### [The problem]
Copy each line from the entries that the word "ribominus" appears in.

╭──

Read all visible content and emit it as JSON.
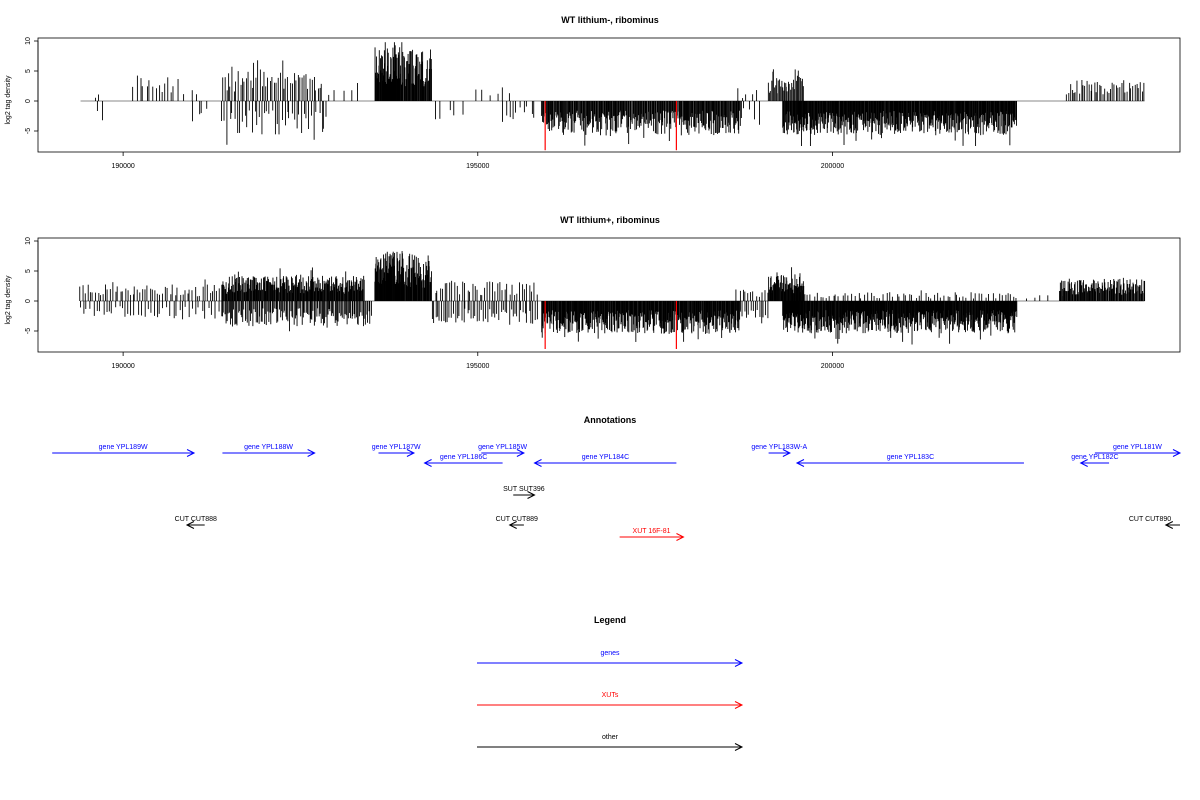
{
  "chart_data": [
    {
      "type": "bar",
      "title": "WT lithium-, ribominus",
      "ylabel": "log2 tag density",
      "xlabel": "",
      "xlim": [
        188800,
        204900
      ],
      "ylim": [
        -8.5,
        10.5
      ],
      "y_ticks": [
        -5,
        0,
        5,
        10
      ],
      "x_ticks": [
        190000,
        195000,
        200000
      ],
      "x_tick_labels": [
        "190000",
        "195000",
        "200000"
      ],
      "baseline_range": [
        189400,
        204400
      ],
      "highlight_color": "#ff0000",
      "highlights": [
        {
          "x": 195950,
          "y": -8.2
        },
        {
          "x": 197800,
          "y": -8.2
        }
      ],
      "regions": [
        {
          "range": [
            189600,
            189700
          ],
          "spacing": 60,
          "amplitude": 1.0,
          "sign": 1
        },
        {
          "range": [
            189650,
            189750
          ],
          "spacing": 60,
          "amplitude": -3.3,
          "sign": -1
        },
        {
          "range": [
            190150,
            190700
          ],
          "spacing": 45,
          "amplitude": 3.2,
          "sign": 1
        },
        {
          "range": [
            190700,
            191100
          ],
          "spacing": 90,
          "amplitude": 3.0,
          "sign": 1
        },
        {
          "range": [
            191000,
            191200
          ],
          "spacing": 60,
          "amplitude": -3.2,
          "sign": -1
        },
        {
          "range": [
            191400,
            192800
          ],
          "spacing": 28,
          "amplitude": 4.2,
          "sign": 1
        },
        {
          "range": [
            191400,
            192900
          ],
          "spacing": 35,
          "amplitude": -4.5,
          "sign": -1
        },
        {
          "range": [
            192900,
            193400
          ],
          "spacing": 110,
          "amplitude": 2.5,
          "sign": 1
        },
        {
          "range": [
            193550,
            193900
          ],
          "spacing": 7,
          "amplitude": 7.5,
          "sign": 1
        },
        {
          "range": [
            193900,
            194350
          ],
          "spacing": 9,
          "amplitude": 7.0,
          "sign": 1
        },
        {
          "range": [
            194400,
            194800
          ],
          "spacing": 100,
          "amplitude": -2.5,
          "sign": -1
        },
        {
          "range": [
            195000,
            195500
          ],
          "spacing": 90,
          "amplitude": 2.4,
          "sign": 1
        },
        {
          "range": [
            195350,
            195800
          ],
          "spacing": 50,
          "amplitude": -2.6,
          "sign": -1
        },
        {
          "range": [
            195900,
            198700
          ],
          "spacing": 10,
          "amplitude": -4.6,
          "sign": -1
        },
        {
          "range": [
            198700,
            199000
          ],
          "spacing": 70,
          "amplitude": -2.5,
          "sign": -1
        },
        {
          "range": [
            198650,
            198950
          ],
          "spacing": 70,
          "amplitude": 1.4,
          "sign": 1
        },
        {
          "range": [
            199100,
            199600
          ],
          "spacing": 14,
          "amplitude": 3.6,
          "sign": 1
        },
        {
          "range": [
            199300,
            202600
          ],
          "spacing": 8,
          "amplitude": -4.6,
          "sign": -1
        },
        {
          "range": [
            203300,
            204400
          ],
          "spacing": 26,
          "amplitude": 2.8,
          "sign": 1
        }
      ]
    },
    {
      "type": "bar",
      "title": "WT lithium+, ribominus",
      "ylabel": "log2 tag density",
      "xlabel": "",
      "xlim": [
        188800,
        204900
      ],
      "ylim": [
        -8.5,
        10.5
      ],
      "y_ticks": [
        -5,
        0,
        5,
        10
      ],
      "x_ticks": [
        190000,
        195000,
        200000
      ],
      "x_tick_labels": [
        "190000",
        "195000",
        "200000"
      ],
      "baseline_range": [
        189400,
        204400
      ],
      "highlight_color": "#ff0000",
      "highlights": [
        {
          "x": 195950,
          "y": -8.0
        },
        {
          "x": 197800,
          "y": -8.0
        }
      ],
      "regions": [
        {
          "range": [
            189400,
            191400
          ],
          "spacing": 35,
          "amplitude": 2.2,
          "sign": 1
        },
        {
          "range": [
            189400,
            191400
          ],
          "spacing": 45,
          "amplitude": -2.4,
          "sign": -1
        },
        {
          "range": [
            191400,
            193400
          ],
          "spacing": 9,
          "amplitude": 3.4,
          "sign": 1
        },
        {
          "range": [
            191400,
            193500
          ],
          "spacing": 16,
          "amplitude": -3.4,
          "sign": -1
        },
        {
          "range": [
            193550,
            193950
          ],
          "spacing": 6,
          "amplitude": 6.8,
          "sign": 1
        },
        {
          "range": [
            193950,
            194350
          ],
          "spacing": 8,
          "amplitude": 6.3,
          "sign": 1
        },
        {
          "range": [
            194350,
            195850
          ],
          "spacing": 28,
          "amplitude": -3.0,
          "sign": -1
        },
        {
          "range": [
            194400,
            195850
          ],
          "spacing": 35,
          "amplitude": 2.6,
          "sign": 1
        },
        {
          "range": [
            195900,
            198700
          ],
          "spacing": 8,
          "amplitude": -4.4,
          "sign": -1
        },
        {
          "range": [
            198700,
            199100
          ],
          "spacing": 30,
          "amplitude": -2.4,
          "sign": -1
        },
        {
          "range": [
            198650,
            199100
          ],
          "spacing": 40,
          "amplitude": 1.6,
          "sign": 1
        },
        {
          "range": [
            199100,
            199600
          ],
          "spacing": 7,
          "amplitude": 3.7,
          "sign": 1
        },
        {
          "range": [
            199300,
            202600
          ],
          "spacing": 7,
          "amplitude": -4.3,
          "sign": -1
        },
        {
          "range": [
            199600,
            202600
          ],
          "spacing": 45,
          "amplitude": 1.2,
          "sign": 1
        },
        {
          "range": [
            202600,
            203200
          ],
          "spacing": 120,
          "amplitude": 0.8,
          "sign": 1
        },
        {
          "range": [
            203200,
            204400
          ],
          "spacing": 10,
          "amplitude": 3.0,
          "sign": 1
        }
      ]
    }
  ],
  "annotations": {
    "title": "Annotations",
    "colors": {
      "gene": "#0000ff",
      "xut": "#ff0000",
      "other": "#000000"
    },
    "tracks": [
      {
        "label": "gene YPL189W",
        "kind": "gene",
        "start": 189000,
        "end": 191000,
        "dir": "right",
        "row": 0
      },
      {
        "label": "gene YPL188W",
        "kind": "gene",
        "start": 191400,
        "end": 192700,
        "dir": "right",
        "row": 0
      },
      {
        "label": "gene YPL187W",
        "kind": "gene",
        "start": 193600,
        "end": 194100,
        "dir": "right",
        "row": 0
      },
      {
        "label": "gene YPL186C",
        "kind": "gene",
        "start": 194250,
        "end": 195350,
        "dir": "left",
        "row": 1
      },
      {
        "label": "gene YPL185W",
        "kind": "gene",
        "start": 195050,
        "end": 195650,
        "dir": "right",
        "row": 0
      },
      {
        "label": "gene YPL184C",
        "kind": "gene",
        "start": 195800,
        "end": 197800,
        "dir": "left",
        "row": 1
      },
      {
        "label": "gene YPL183W-A",
        "kind": "gene",
        "start": 199100,
        "end": 199400,
        "dir": "right",
        "row": 0
      },
      {
        "label": "gene YPL183C",
        "kind": "gene",
        "start": 199500,
        "end": 202700,
        "dir": "left",
        "row": 1
      },
      {
        "label": "gene YPL182C",
        "kind": "gene",
        "start": 203500,
        "end": 203900,
        "dir": "left",
        "row": 1
      },
      {
        "label": "gene YPL181W",
        "kind": "gene",
        "start": 203700,
        "end": 205000,
        "dir": "right",
        "row": 0
      },
      {
        "label": "SUT SUT396",
        "kind": "other",
        "start": 195500,
        "end": 195800,
        "dir": "right",
        "row": 2
      },
      {
        "label": "CUT CUT888",
        "kind": "other",
        "start": 190900,
        "end": 191150,
        "dir": "left",
        "row": 3
      },
      {
        "label": "CUT CUT889",
        "kind": "other",
        "start": 195450,
        "end": 195650,
        "dir": "left",
        "row": 3
      },
      {
        "label": "XUT 16F-81",
        "kind": "xut",
        "start": 197000,
        "end": 197900,
        "dir": "right",
        "row": 4
      },
      {
        "label": "CUT CUT890",
        "kind": "other",
        "start": 204700,
        "end": 205000,
        "dir": "left",
        "row": 3
      }
    ]
  },
  "legend": {
    "title": "Legend",
    "items": [
      {
        "label": "genes",
        "color": "#0000ff"
      },
      {
        "label": "XUTs",
        "color": "#ff0000"
      },
      {
        "label": "other",
        "color": "#000000"
      }
    ]
  }
}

╰──

### [Response box]
      "title": "WT lithium-, ribominus",
      "title": "WT lithium+, ribominus",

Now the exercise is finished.